Task: Pull out every line from the listing that has the word "según".
[[ Material supplied open ]]
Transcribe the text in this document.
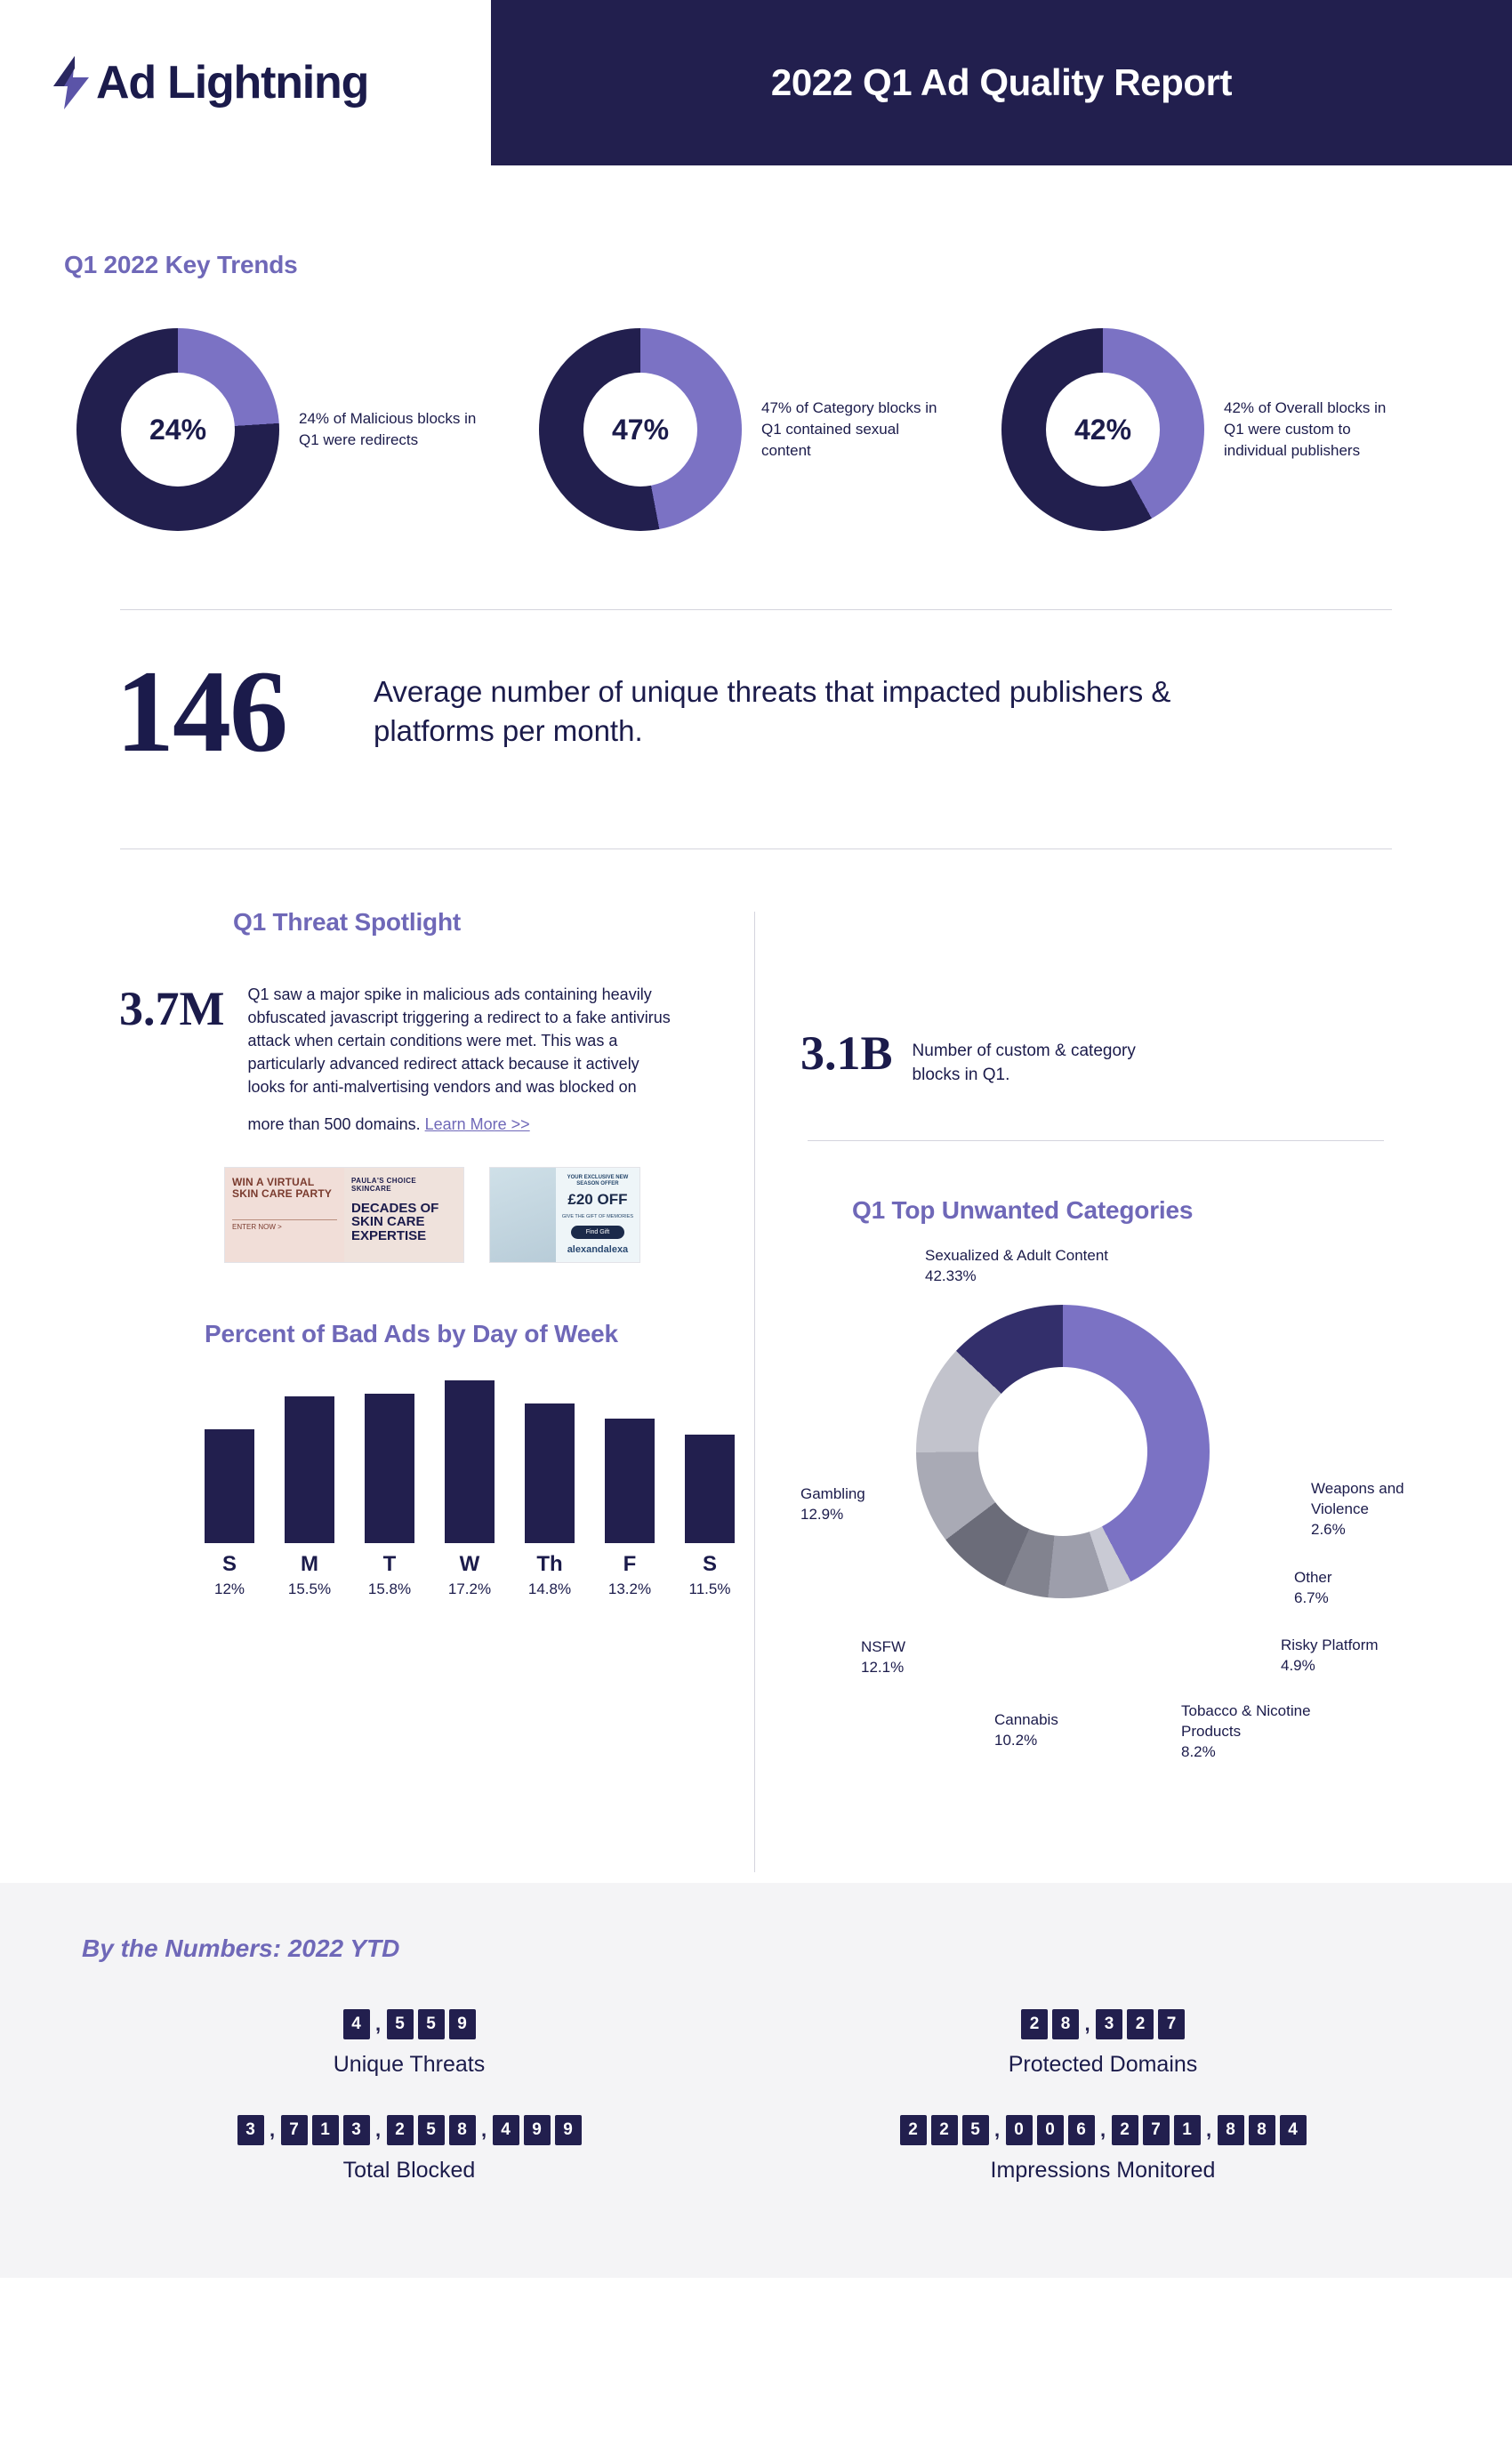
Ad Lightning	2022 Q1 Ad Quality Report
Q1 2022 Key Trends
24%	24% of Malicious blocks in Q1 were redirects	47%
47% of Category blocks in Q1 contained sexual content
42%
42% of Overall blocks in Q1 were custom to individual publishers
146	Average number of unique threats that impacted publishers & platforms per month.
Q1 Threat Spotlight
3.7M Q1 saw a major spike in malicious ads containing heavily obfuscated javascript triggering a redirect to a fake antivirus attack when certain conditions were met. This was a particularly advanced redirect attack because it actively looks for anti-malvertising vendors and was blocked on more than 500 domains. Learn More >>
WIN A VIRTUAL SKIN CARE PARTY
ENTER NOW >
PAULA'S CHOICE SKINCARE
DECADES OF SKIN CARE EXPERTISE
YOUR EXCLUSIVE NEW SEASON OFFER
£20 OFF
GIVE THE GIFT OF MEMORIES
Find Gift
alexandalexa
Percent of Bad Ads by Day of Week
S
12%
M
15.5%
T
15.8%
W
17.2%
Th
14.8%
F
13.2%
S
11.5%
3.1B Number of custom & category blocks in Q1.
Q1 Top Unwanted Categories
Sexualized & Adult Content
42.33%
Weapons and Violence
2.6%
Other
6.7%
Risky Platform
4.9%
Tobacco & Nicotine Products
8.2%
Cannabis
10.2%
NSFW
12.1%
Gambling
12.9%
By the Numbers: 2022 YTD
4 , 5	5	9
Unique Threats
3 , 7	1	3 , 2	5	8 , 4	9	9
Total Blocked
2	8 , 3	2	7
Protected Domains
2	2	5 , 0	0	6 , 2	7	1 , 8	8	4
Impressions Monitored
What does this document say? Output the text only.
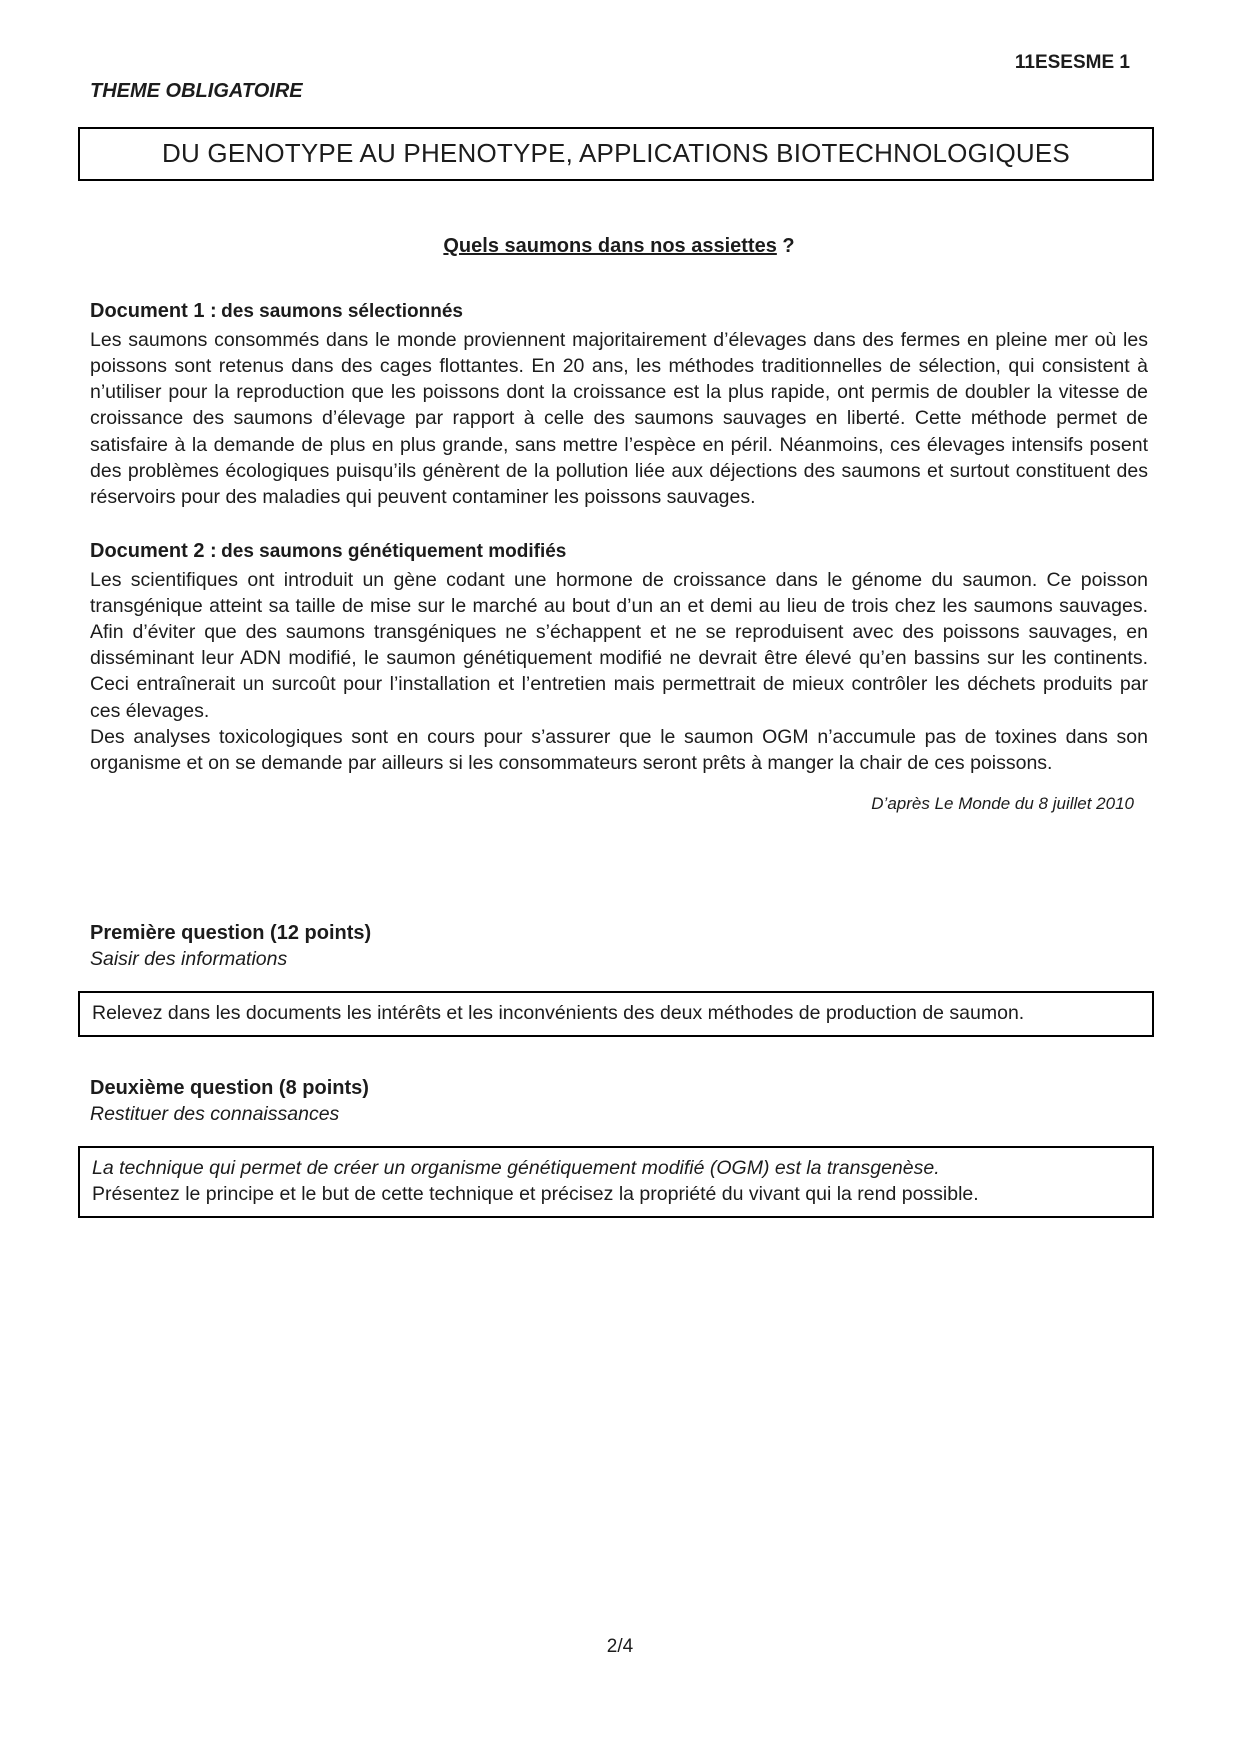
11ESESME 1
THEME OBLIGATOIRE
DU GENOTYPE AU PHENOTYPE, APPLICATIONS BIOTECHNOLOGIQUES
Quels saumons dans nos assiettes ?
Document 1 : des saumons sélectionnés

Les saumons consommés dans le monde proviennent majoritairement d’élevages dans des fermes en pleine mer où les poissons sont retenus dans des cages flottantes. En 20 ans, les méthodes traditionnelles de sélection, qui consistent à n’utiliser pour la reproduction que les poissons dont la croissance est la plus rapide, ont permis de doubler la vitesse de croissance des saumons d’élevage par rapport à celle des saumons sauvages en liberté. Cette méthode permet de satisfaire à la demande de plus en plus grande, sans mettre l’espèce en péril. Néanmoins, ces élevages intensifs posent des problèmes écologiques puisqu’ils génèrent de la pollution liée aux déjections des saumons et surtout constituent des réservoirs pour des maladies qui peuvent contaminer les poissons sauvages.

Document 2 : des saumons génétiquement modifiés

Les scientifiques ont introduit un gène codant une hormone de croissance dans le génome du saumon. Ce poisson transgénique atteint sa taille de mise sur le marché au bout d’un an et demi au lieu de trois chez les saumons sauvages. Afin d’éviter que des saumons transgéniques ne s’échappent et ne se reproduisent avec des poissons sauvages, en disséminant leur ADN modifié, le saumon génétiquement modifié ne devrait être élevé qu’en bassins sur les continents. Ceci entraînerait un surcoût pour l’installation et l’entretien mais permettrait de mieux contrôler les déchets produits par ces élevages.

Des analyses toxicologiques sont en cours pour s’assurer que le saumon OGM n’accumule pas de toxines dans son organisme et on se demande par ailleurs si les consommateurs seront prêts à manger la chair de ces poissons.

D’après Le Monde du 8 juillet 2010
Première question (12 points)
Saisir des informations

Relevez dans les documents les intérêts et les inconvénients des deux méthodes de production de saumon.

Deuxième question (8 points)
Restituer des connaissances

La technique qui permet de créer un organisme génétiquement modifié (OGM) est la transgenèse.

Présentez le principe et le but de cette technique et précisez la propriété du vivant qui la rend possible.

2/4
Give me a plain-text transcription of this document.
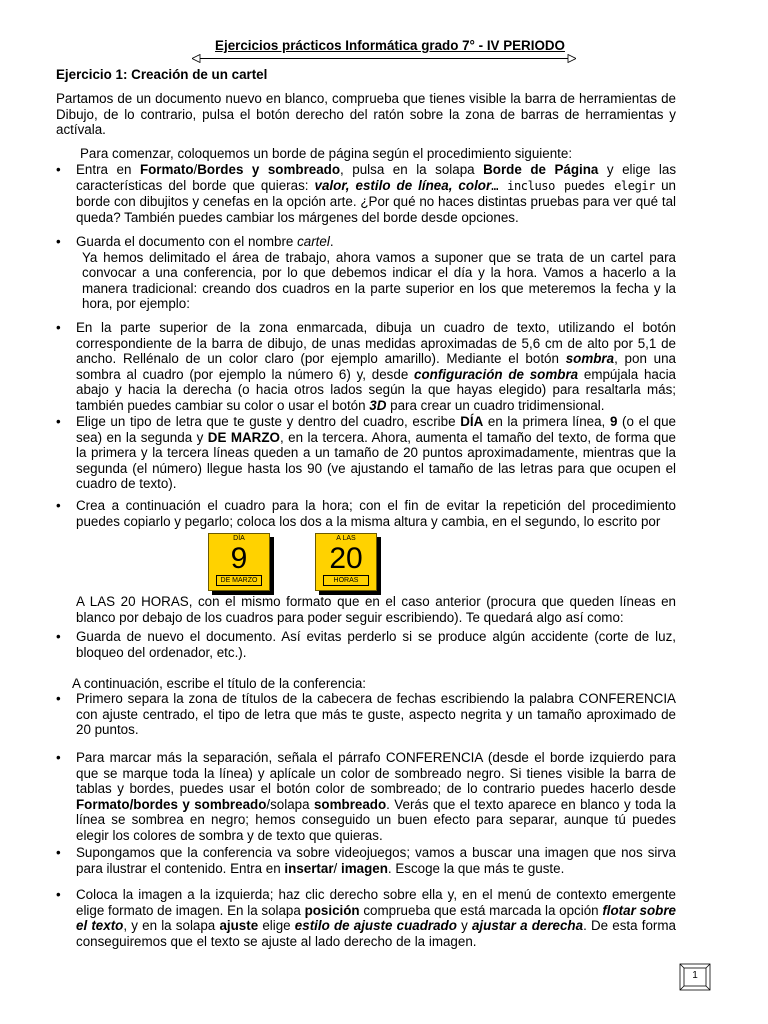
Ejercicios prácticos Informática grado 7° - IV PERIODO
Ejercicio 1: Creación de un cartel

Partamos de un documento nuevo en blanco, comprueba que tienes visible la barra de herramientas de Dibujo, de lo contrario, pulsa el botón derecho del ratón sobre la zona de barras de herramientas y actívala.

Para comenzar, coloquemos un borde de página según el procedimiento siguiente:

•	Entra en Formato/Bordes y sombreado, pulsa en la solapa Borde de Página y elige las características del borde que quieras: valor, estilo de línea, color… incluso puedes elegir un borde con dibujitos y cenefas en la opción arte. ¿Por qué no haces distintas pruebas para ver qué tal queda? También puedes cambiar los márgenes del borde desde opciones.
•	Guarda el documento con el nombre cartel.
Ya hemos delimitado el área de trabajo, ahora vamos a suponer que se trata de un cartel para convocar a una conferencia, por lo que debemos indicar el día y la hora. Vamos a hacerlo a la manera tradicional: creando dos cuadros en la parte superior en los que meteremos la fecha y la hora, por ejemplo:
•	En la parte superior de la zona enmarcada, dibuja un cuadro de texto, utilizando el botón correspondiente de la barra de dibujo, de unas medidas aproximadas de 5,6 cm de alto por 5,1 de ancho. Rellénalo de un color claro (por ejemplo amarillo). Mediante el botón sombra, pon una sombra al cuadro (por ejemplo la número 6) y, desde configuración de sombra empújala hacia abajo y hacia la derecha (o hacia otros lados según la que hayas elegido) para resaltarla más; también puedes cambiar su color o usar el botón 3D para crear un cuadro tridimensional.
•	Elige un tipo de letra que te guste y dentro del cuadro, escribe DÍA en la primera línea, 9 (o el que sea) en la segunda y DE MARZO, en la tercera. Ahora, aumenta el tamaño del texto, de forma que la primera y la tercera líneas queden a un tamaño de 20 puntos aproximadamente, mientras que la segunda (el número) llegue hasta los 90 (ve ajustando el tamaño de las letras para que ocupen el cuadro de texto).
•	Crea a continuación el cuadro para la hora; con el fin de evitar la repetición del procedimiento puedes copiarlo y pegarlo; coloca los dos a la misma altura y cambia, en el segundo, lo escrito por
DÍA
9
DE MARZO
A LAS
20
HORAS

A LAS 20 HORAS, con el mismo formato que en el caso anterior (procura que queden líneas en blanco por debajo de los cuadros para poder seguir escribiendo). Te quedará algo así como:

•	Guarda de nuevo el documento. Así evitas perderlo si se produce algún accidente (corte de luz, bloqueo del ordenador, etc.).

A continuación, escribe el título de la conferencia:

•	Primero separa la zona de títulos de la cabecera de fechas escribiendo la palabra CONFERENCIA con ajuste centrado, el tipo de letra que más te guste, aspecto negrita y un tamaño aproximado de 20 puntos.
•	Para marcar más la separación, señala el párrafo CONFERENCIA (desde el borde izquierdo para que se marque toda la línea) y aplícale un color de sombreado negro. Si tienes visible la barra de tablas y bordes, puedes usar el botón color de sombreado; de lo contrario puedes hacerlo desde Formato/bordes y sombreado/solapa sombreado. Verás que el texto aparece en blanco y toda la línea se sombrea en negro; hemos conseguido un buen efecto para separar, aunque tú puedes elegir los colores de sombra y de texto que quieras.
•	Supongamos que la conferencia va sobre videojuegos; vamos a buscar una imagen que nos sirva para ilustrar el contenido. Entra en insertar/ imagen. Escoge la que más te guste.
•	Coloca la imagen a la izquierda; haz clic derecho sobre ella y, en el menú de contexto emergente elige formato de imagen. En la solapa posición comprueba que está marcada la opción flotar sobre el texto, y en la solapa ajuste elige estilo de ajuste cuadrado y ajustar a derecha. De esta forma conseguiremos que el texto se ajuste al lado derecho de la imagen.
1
[[ Material supplied closed ]]
Answer section:
Para comenzar, coloquemos un borde de página según el procedimiento siguiente:
•	En la parte superior de la zona enmarcada, dibuja un cuadro de texto, utilizando el botón correspondiente de la barra de dibujo, de unas medidas aproximadas de 5,6 cm de alto por 5,1 de ancho. Rellénalo de un color claro (por ejemplo amarillo). Mediante el botón sombra, pon una sombra al cuadro (por ejemplo la número 6) y, desde configuración de sombra empújala hacia abajo y hacia la derecha (o hacia otros lados según la que hayas elegido) para resaltarla más; también puedes cambiar su color o usar el botón 3D para crear un cuadro tridimensional.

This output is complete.